• [Problem to work on]: In the listing below, locate the lines bearing the word "художественных". Copy every one of them.

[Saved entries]
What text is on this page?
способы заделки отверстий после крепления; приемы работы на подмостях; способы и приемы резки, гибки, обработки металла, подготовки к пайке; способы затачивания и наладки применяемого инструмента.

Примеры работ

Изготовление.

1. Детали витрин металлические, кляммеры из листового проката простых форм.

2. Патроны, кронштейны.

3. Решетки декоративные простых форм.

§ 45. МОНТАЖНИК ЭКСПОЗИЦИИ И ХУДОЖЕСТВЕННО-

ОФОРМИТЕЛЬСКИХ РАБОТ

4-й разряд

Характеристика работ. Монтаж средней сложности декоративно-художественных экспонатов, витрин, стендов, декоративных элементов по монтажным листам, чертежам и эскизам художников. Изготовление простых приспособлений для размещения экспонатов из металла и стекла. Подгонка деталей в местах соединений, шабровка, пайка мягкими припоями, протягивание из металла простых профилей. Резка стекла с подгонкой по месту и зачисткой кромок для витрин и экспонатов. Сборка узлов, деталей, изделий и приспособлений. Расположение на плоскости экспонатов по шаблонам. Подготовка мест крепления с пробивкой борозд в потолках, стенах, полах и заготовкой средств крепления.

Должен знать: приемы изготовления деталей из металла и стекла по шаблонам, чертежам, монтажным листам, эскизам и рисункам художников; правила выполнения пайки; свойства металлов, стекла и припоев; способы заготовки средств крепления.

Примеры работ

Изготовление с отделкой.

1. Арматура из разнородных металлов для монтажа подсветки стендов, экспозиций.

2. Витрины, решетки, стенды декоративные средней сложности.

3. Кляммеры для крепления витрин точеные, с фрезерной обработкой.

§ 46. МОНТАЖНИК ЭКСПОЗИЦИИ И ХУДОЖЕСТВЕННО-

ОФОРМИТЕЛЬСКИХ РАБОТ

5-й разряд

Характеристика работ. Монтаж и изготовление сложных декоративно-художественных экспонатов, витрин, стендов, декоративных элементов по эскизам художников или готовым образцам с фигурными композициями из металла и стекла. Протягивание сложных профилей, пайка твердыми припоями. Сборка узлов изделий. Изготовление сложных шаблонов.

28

• [Exercise answer]:
Характеристика работ. Монтаж средней сложности декоративно-художественных экспонатов, витрин, стендов, декоративных элементов по монтажным листам, чертежам и эскизам художников. Изготовление простых приспособлений для размещения экспонатов из металла и стекла. Подгонка деталей в местах соединений, шабровка, пайка мягкими припоями, протягивание из металла простых профилей. Резка стекла с подгонкой по месту и зачисткой кромок для витрин и экспонатов. Сборка узлов, деталей, изделий и приспособлений. Расположение на плоскости экспонатов по шаблонам. Подготовка мест крепления с пробивкой борозд в потолках, стенах, полах и заготовкой средств крепления.
Характеристика работ. Монтаж и изготовление сложных декоративно-художественных экспонатов, витрин, стендов, декоративных элементов по эскизам художников или готовым образцам с фигурными композициями из металла и стекла. Протягивание сложных профилей, пайка твердыми припоями. Сборка узлов изделий. Изготовление сложных шаблонов.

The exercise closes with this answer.